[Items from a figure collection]

* * * * * * * * *

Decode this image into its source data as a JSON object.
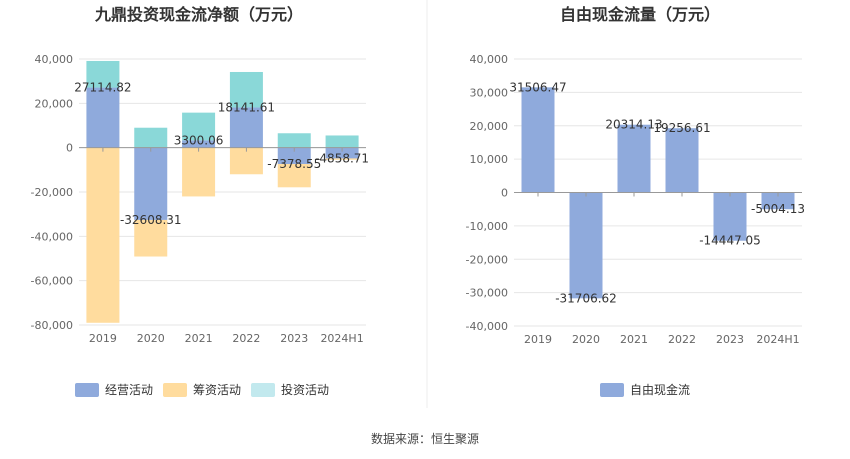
{
  "source_text": "数据来源：恒生聚源",
  "colors": {
    "operating": "#8faadc",
    "financing": "#ffdc9e",
    "investing": "#8ad8d8",
    "investing_legend": "#c2e9ee",
    "fcf": "#8faadc",
    "grid": "#e6e6e6",
    "axis": "#999999",
    "divider": "#eeeeee"
  },
  "chart_data": [
    {
      "type": "bar",
      "stacked": true,
      "title": "九鼎投资现金流净额（万元）",
      "categories": [
        "2019",
        "2020",
        "2021",
        "2022",
        "2023",
        "2024H1"
      ],
      "ylim": [
        -80000,
        40000
      ],
      "yticks": [
        40000,
        20000,
        0,
        -20000,
        -40000,
        -60000,
        -80000
      ],
      "ytick_labels": [
        "40,000",
        "20,000",
        "0",
        "-20,000",
        "-40,000",
        "-60,000",
        "-80,000"
      ],
      "grid": true,
      "legend_position": "bottom",
      "series": [
        {
          "name": "经营活动",
          "values": [
            27114.82,
            -32608.31,
            3300.06,
            18141.61,
            -7378.55,
            -4858.71
          ]
        },
        {
          "name": "筹资活动",
          "values": [
            -79000,
            -16500,
            -22000,
            -12000,
            -10500,
            -600
          ]
        },
        {
          "name": "投资活动",
          "values": [
            12000,
            9000,
            12500,
            16000,
            6500,
            5500
          ]
        }
      ],
      "data_labels": [
        "27114.82",
        "-32608.31",
        "3300.06",
        "18141.61",
        "-7378.55",
        "-4858.71"
      ]
    },
    {
      "type": "bar",
      "title": "自由现金流量（万元）",
      "categories": [
        "2019",
        "2020",
        "2021",
        "2022",
        "2023",
        "2024H1"
      ],
      "ylim": [
        -40000,
        40000
      ],
      "yticks": [
        40000,
        30000,
        20000,
        10000,
        0,
        -10000,
        -20000,
        -30000,
        -40000
      ],
      "ytick_labels": [
        "40,000",
        "30,000",
        "20,000",
        "10,000",
        "0",
        "-10,000",
        "-20,000",
        "-30,000",
        "-40,000"
      ],
      "grid": true,
      "legend_position": "bottom",
      "series": [
        {
          "name": "自由现金流",
          "values": [
            31506.47,
            -31706.62,
            20314.13,
            19256.61,
            -14447.05,
            -5004.13
          ]
        }
      ],
      "data_labels": [
        "31506.47",
        "-31706.62",
        "20314.13",
        "19256.61",
        "-14447.05",
        "-5004.13"
      ]
    }
  ]
}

* * * * * * * * *

*Your goal*
The pictures should not be reproduced; quote all of the other material exactly.

*Result of this exercise*
Decode this image into its source data as a JSON object.
{
  "source_text": "数据来源：恒生聚源",
  "colors": {
    "operating": "#8faadc",
    "financing": "#ffdc9e",
    "investing": "#8ad8d8",
    "investing_legend": "#c2e9ee",
    "fcf": "#8faadc",
    "grid": "#e6e6e6",
    "axis": "#999999",
    "divider": "#eeeeee"
  },
  "chart_data": [
    {
      "type": "bar",
      "stacked": true,
      "title": "九鼎投资现金流净额（万元）",
      "categories": [
        "2019",
        "2020",
        "2021",
        "2022",
        "2023",
        "2024H1"
      ],
      "ylim": [
        -80000,
        40000
      ],
      "yticks": [
        40000,
        20000,
        0,
        -20000,
        -40000,
        -60000,
        -80000
      ],
      "ytick_labels": [
        "40,000",
        "20,000",
        "0",
        "-20,000",
        "-40,000",
        "-60,000",
        "-80,000"
      ],
      "grid": true,
      "legend_position": "bottom",
      "series": [
        {
          "name": "经营活动",
          "values": [
            27114.82,
            -32608.31,
            3300.06,
            18141.61,
            -7378.55,
            -4858.71
          ]
        },
        {
          "name": "筹资活动",
          "values": [
            -79000,
            -16500,
            -22000,
            -12000,
            -10500,
            -600
          ]
        },
        {
          "name": "投资活动",
          "values": [
            12000,
            9000,
            12500,
            16000,
            6500,
            5500
          ]
        }
      ],
      "data_labels": [
        "27114.82",
        "-32608.31",
        "3300.06",
        "18141.61",
        "-7378.55",
        "-4858.71"
      ]
    },
    {
      "type": "bar",
      "title": "自由现金流量（万元）",
      "categories": [
        "2019",
        "2020",
        "2021",
        "2022",
        "2023",
        "2024H1"
      ],
      "ylim": [
        -40000,
        40000
      ],
      "yticks": [
        40000,
        30000,
        20000,
        10000,
        0,
        -10000,
        -20000,
        -30000,
        -40000
      ],
      "ytick_labels": [
        "40,000",
        "30,000",
        "20,000",
        "10,000",
        "0",
        "-10,000",
        "-20,000",
        "-30,000",
        "-40,000"
      ],
      "grid": true,
      "legend_position": "bottom",
      "series": [
        {
          "name": "自由现金流",
          "values": [
            31506.47,
            -31706.62,
            20314.13,
            19256.61,
            -14447.05,
            -5004.13
          ]
        }
      ],
      "data_labels": [
        "31506.47",
        "-31706.62",
        "20314.13",
        "19256.61",
        "-14447.05",
        "-5004.13"
      ]
    }
  ]
}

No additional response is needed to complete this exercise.